- [Work to be completed]: Return each line containing "Trunk".

- [Data for processing]:
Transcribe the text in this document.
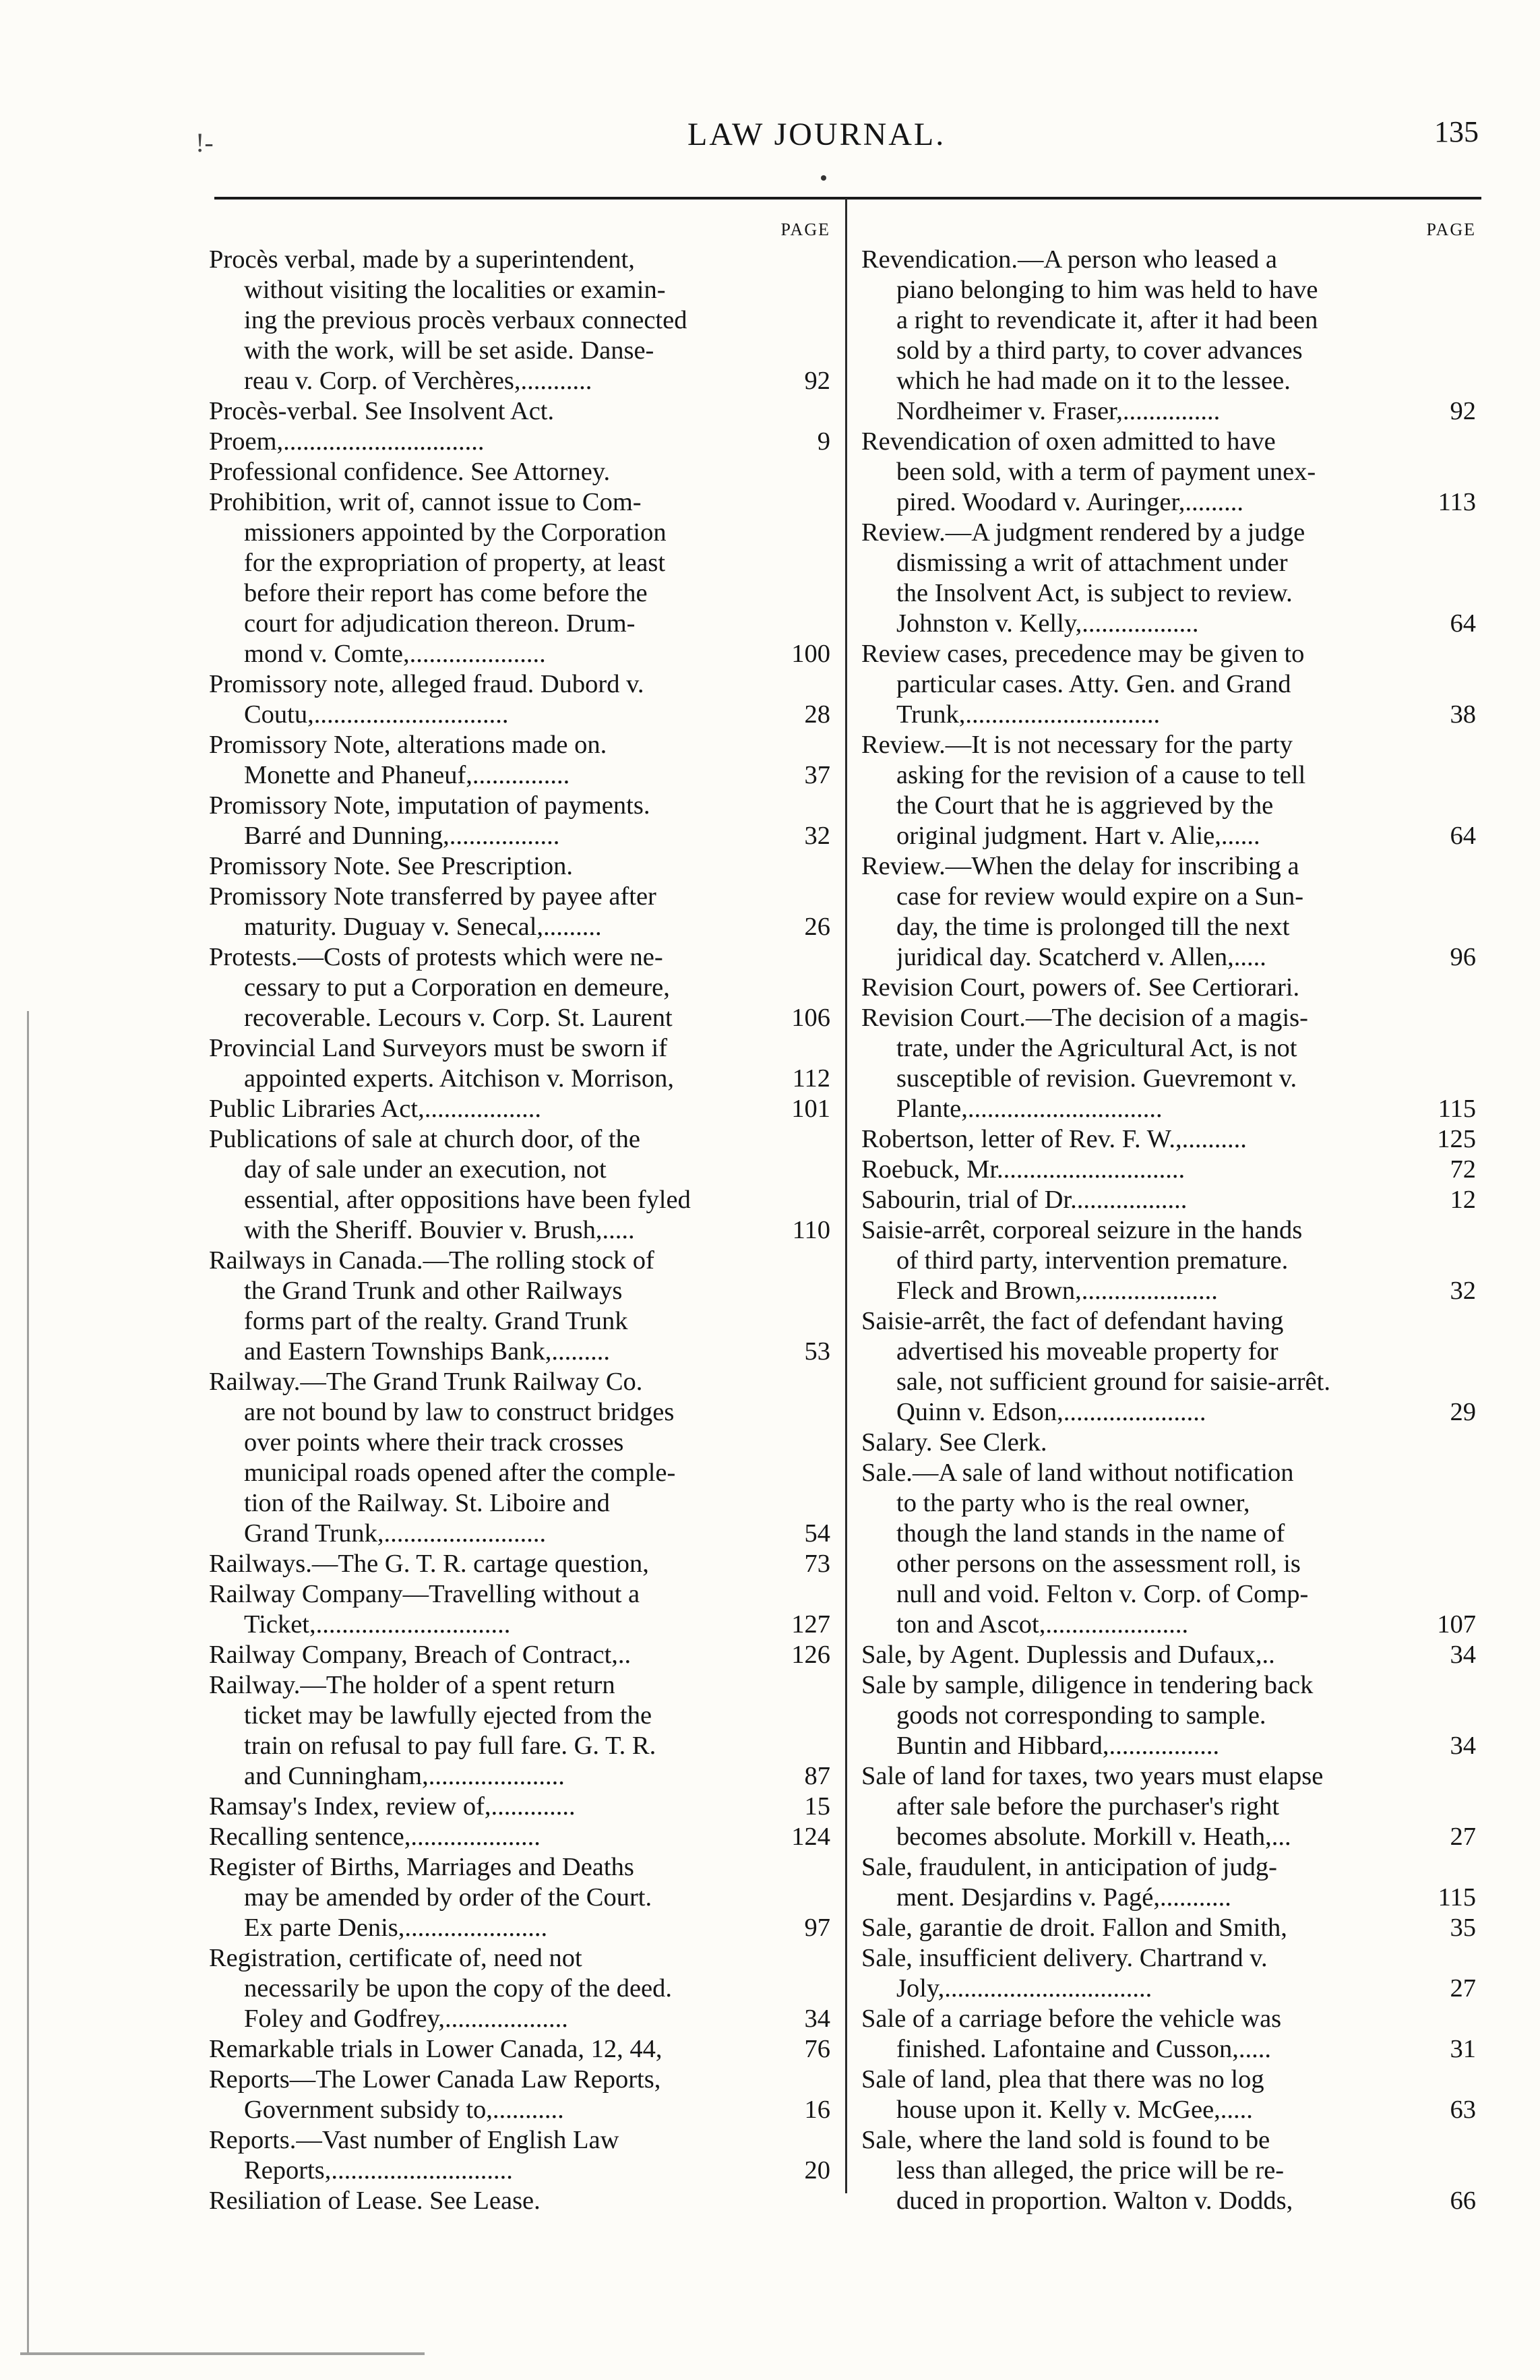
!-	LAW JOURNAL.	135
PAGE
Procès verbal, made by a superintendent,
without visiting the localities or examin-
ing the previous procès verbaux connected
with the work, will be set aside. Danse-
reau v. Corp. of Verchères,...........	92
Procès-verbal. See Insolvent Act.
Proem,...............................	9
Professional confidence. See Attorney.
Prohibition, writ of, cannot issue to Com-
missioners appointed by the Corporation
for the expropriation of property, at least
before their report has come before the
court for adjudication thereon. Drum-
mond v. Comte,.....................	100
Promissory note, alleged fraud. Dubord v.
Coutu,..............................	28
Promissory Note, alterations made on.
Monette and Phaneuf,...............	37
Promissory Note, imputation of payments.
Barré and Dunning,.................	32
Promissory Note. See Prescription.
Promissory Note transferred by payee after
maturity. Duguay v. Senecal,.........	26
Protests.—Costs of protests which were ne-
cessary to put a Corporation en demeure,
recoverable. Lecours v. Corp. St. Laurent	106
Provincial Land Surveyors must be sworn if
appointed experts. Aitchison v. Morrison,	112
Public Libraries Act,..................	101
Publications of sale at church door, of the
day of sale under an execution, not
essential, after oppositions have been fyled
with the Sheriff. Bouvier v. Brush,.....	110
Railways in Canada.—The rolling stock of
the Grand Trunk and other Railways
forms part of the realty. Grand Trunk
and Eastern Townships Bank,.........	53
Railway.—The Grand Trunk Railway Co.
are not bound by law to construct bridges
over points where their track crosses
municipal roads opened after the comple-
tion of the Railway. St. Liboire and
Grand Trunk,.........................	54
Railways.—The G. T. R. cartage question,	73
Railway Company—Travelling without a
Ticket,..............................	127
Railway Company, Breach of Contract,..	126
Railway.—The holder of a spent return
ticket may be lawfully ejected from the
train on refusal to pay full fare. G. T. R.
and Cunningham,.....................	87
Ramsay's Index, review of,.............	15
Recalling sentence,....................	124
Register of Births, Marriages and Deaths
may be amended by order of the Court.
Ex parte Denis,......................	97
Registration, certificate of, need not
necessarily be upon the copy of the deed.
Foley and Godfrey,...................	34
Remarkable trials in Lower Canada, 12, 44,	76
Reports—The Lower Canada Law Reports,
Government subsidy to,...........	16
Reports.—Vast number of English Law
Reports,............................	20
Resiliation of Lease. See Lease.
PAGE
Revendication.—A person who leased a
piano belonging to him was held to have
a right to revendicate it, after it had been
sold by a third party, to cover advances
which he had made on it to the lessee.
Nordheimer v. Fraser,...............	92
Revendication of oxen admitted to have
been sold, with a term of payment unex-
pired. Woodard v. Auringer,.........	113
Review.—A judgment rendered by a judge
dismissing a writ of attachment under
the Insolvent Act, is subject to review.
Johnston v. Kelly,..................	64
Review cases, precedence may be given to
particular cases. Atty. Gen. and Grand
Trunk,..............................	38
Review.—It is not necessary for the party
asking for the revision of a cause to tell
the Court that he is aggrieved by the
original judgment. Hart v. Alie,......	64
Review.—When the delay for inscribing a
case for review would expire on a Sun-
day, the time is prolonged till the next
juridical day. Scatcherd v. Allen,.....	96
Revision Court, powers of. See Certiorari.
Revision Court.—The decision of a magis-
trate, under the Agricultural Act, is not
susceptible of revision. Guevremont v.
Plante,..............................	115
Robertson, letter of Rev. F. W.,..........	125
Roebuck, Mr.............................	72
Sabourin, trial of Dr..................	12
Saisie-arrêt, corporeal seizure in the hands
of third party, intervention premature.
Fleck and Brown,.....................	32
Saisie-arrêt, the fact of defendant having
advertised his moveable property for
sale, not sufficient ground for saisie-arrêt.
Quinn v. Edson,......................	29
Salary. See Clerk.
Sale.—A sale of land without notification
to the party who is the real owner,
though the land stands in the name of
other persons on the assessment roll, is
null and void. Felton v. Corp. of Comp-
ton and Ascot,......................	107
Sale, by Agent. Duplessis and Dufaux,..	34
Sale by sample, diligence in tendering back
goods not corresponding to sample.
Buntin and Hibbard,.................	34
Sale of land for taxes, two years must elapse
after sale before the purchaser's right
becomes absolute. Morkill v. Heath,...	27
Sale, fraudulent, in anticipation of judg-
ment. Desjardins v. Pagé,...........	115
Sale, garantie de droit. Fallon and Smith,	35
Sale, insufficient delivery. Chartrand v.
Joly,................................	27
Sale of a carriage before the vehicle was
finished. Lafontaine and Cusson,.....	31
Sale of land, plea that there was no log
house upon it. Kelly v. McGee,.....	63
Sale, where the land sold is found to be
less than alleged, the price will be re-
duced in proportion. Walton v. Dodds,	66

- [Worked solution]:
the Grand Trunk and other Railways
forms part of the realty. Grand Trunk
Railway.—The Grand Trunk Railway Co.
Grand Trunk,.........................	54
Trunk,..............................	38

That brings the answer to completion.